§ **TASK TO COMPLETE**
Gather every line in the records below that contains the word "Chester".

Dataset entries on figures
:::
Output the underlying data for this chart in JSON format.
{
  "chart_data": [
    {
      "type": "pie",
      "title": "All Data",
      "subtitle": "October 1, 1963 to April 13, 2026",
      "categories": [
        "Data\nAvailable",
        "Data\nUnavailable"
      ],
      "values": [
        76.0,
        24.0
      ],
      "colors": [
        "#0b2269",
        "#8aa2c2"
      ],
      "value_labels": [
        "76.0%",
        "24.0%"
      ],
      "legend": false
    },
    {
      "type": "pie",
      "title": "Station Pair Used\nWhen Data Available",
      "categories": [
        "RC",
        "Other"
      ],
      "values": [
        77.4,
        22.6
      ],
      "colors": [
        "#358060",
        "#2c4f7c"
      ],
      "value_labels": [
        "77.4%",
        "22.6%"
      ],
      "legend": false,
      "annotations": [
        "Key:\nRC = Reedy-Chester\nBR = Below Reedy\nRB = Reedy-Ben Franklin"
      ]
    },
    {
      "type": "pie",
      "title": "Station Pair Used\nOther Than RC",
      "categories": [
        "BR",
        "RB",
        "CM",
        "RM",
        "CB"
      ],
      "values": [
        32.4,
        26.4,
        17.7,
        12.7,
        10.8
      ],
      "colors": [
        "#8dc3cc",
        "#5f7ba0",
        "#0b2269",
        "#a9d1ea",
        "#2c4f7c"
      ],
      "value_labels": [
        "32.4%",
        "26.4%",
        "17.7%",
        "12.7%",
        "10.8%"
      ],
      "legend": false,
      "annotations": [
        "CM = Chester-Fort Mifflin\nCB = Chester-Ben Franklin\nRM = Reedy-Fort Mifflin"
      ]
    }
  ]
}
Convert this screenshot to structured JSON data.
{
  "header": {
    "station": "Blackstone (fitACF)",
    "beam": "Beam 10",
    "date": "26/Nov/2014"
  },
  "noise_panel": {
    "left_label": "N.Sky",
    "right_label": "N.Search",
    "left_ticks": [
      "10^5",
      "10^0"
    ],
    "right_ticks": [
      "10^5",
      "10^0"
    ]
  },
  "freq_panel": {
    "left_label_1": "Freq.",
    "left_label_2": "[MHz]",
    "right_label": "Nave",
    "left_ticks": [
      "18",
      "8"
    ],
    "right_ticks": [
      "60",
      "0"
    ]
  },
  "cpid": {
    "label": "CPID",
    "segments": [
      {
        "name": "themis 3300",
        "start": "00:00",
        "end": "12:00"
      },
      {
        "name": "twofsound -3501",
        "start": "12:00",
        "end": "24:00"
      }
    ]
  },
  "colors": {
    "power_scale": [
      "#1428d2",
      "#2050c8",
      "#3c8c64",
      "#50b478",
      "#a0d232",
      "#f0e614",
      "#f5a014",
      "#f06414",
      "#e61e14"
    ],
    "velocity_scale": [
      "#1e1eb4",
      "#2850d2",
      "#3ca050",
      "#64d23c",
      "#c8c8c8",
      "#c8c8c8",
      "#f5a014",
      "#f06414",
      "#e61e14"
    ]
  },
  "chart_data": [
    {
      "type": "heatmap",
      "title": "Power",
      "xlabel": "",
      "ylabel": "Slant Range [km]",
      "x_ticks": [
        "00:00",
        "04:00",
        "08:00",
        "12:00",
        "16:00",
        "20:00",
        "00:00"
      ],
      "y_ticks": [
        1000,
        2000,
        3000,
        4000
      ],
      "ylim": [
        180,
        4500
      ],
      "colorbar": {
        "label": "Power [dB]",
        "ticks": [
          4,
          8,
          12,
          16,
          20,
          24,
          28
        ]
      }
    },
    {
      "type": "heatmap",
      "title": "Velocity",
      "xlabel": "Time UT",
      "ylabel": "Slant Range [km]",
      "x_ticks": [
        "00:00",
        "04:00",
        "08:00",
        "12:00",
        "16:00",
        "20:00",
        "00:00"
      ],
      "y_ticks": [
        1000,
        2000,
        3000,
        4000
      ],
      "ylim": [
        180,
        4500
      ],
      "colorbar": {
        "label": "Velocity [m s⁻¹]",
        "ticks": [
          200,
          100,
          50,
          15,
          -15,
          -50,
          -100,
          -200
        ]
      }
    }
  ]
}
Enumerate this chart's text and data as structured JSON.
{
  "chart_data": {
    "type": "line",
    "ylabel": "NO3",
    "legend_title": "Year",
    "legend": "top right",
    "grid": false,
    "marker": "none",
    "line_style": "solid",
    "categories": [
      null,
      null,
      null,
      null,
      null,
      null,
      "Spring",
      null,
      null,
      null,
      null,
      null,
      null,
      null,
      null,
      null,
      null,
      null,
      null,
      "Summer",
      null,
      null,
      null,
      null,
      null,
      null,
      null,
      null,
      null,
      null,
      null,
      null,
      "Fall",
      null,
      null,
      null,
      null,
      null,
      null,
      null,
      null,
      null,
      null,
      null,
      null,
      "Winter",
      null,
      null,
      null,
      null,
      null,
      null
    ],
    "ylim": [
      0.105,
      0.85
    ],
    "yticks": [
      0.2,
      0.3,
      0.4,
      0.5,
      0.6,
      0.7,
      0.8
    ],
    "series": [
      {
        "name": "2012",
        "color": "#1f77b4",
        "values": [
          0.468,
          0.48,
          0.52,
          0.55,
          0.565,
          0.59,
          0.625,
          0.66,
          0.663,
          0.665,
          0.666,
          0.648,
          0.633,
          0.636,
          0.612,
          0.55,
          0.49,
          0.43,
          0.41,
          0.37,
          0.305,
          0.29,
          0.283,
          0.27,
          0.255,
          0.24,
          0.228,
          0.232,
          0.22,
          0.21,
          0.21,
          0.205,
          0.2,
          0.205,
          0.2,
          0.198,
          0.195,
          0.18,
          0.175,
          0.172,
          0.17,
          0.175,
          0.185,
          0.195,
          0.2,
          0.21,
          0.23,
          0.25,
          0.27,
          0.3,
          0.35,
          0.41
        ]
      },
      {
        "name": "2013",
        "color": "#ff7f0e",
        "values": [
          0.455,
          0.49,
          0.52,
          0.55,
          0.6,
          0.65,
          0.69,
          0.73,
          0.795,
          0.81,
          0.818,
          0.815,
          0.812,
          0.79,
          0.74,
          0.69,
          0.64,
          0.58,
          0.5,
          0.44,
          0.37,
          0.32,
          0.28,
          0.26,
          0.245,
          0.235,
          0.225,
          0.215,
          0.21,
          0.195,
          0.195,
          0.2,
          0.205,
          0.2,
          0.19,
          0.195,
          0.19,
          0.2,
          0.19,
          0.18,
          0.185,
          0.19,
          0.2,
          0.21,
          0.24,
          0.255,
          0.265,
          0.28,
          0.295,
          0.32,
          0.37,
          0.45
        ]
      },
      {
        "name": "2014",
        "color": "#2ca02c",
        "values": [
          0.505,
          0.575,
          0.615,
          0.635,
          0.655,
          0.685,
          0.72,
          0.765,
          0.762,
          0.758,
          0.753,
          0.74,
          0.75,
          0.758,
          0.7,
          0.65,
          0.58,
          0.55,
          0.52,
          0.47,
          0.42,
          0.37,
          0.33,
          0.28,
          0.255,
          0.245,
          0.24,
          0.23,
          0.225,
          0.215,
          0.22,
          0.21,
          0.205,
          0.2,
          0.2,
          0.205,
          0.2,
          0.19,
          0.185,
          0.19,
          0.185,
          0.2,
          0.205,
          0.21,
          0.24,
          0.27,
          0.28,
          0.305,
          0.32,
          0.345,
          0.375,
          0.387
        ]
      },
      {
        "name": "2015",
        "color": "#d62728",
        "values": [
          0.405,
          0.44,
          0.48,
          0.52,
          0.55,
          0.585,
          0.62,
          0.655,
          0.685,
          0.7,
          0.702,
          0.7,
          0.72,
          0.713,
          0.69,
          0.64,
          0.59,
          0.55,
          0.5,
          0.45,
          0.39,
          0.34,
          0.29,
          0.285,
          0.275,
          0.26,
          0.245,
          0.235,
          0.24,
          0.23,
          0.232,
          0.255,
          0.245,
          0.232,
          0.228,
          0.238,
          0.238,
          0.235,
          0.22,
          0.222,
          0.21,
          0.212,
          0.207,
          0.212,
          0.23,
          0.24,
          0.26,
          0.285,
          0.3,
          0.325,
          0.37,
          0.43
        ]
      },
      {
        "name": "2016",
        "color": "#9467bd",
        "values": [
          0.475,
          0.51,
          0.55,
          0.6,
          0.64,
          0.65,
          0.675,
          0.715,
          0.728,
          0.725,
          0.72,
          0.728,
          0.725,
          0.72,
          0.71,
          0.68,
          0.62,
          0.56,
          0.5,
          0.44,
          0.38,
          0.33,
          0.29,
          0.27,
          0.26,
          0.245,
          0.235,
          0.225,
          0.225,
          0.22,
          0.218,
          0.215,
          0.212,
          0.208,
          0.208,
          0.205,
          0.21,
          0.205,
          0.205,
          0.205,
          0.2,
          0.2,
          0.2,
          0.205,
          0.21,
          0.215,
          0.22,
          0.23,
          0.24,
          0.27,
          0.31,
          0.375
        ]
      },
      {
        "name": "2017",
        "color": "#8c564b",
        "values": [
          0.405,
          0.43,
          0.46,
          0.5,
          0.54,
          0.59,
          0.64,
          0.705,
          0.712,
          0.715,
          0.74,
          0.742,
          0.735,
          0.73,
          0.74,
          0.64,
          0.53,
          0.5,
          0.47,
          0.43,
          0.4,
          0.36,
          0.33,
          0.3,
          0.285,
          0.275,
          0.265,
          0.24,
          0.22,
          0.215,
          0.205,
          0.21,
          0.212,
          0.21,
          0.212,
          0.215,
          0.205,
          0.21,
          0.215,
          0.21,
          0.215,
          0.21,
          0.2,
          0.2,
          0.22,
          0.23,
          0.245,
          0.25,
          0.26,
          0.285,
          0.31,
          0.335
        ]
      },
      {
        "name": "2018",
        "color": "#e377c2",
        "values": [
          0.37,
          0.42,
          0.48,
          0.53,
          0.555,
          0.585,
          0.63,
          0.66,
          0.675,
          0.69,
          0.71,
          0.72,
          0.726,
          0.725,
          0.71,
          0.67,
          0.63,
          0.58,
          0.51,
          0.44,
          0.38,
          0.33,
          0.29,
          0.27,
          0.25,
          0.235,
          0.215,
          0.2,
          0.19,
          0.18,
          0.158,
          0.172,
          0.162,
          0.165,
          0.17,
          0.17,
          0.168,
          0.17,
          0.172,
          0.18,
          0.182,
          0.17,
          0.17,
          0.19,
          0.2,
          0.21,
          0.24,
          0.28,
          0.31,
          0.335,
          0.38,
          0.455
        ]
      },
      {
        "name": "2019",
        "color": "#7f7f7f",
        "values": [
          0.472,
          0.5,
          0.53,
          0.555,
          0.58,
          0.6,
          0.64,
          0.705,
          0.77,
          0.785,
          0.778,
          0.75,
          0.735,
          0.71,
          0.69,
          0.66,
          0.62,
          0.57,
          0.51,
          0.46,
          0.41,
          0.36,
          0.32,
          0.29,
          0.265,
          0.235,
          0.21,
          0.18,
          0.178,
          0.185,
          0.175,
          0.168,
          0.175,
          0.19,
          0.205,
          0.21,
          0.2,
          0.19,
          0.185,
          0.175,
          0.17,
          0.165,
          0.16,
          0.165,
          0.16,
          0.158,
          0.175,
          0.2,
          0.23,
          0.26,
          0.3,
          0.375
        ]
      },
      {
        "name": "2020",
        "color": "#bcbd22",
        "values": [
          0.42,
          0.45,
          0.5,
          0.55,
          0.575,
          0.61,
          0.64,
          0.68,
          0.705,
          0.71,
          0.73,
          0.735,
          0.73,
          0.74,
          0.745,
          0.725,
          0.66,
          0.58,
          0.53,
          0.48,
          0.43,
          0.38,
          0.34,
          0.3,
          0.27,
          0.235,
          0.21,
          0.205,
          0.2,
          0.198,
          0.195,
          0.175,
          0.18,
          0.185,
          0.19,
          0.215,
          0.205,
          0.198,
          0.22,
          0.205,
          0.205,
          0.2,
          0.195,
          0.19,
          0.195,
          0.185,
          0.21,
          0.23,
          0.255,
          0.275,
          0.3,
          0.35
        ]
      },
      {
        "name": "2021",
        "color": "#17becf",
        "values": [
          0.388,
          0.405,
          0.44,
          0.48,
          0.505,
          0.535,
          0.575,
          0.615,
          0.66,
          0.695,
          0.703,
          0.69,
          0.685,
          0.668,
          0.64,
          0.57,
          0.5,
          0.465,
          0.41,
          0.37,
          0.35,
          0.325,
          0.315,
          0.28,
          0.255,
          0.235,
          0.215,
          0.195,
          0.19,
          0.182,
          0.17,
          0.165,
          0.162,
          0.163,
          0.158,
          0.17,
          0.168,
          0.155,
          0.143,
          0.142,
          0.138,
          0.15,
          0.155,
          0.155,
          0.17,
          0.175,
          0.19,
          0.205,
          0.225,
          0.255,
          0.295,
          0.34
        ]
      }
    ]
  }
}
:::
§ **EXERCISE OUTPUT**
        "Key:\nRC = Reedy-Chester\nBR = Below Reedy\nRB = Reedy-Ben Franklin"
        "CM = Chester-Fort Mifflin\nCB = Chester-Ben Franklin\nRM = Reedy-Fort Mifflin"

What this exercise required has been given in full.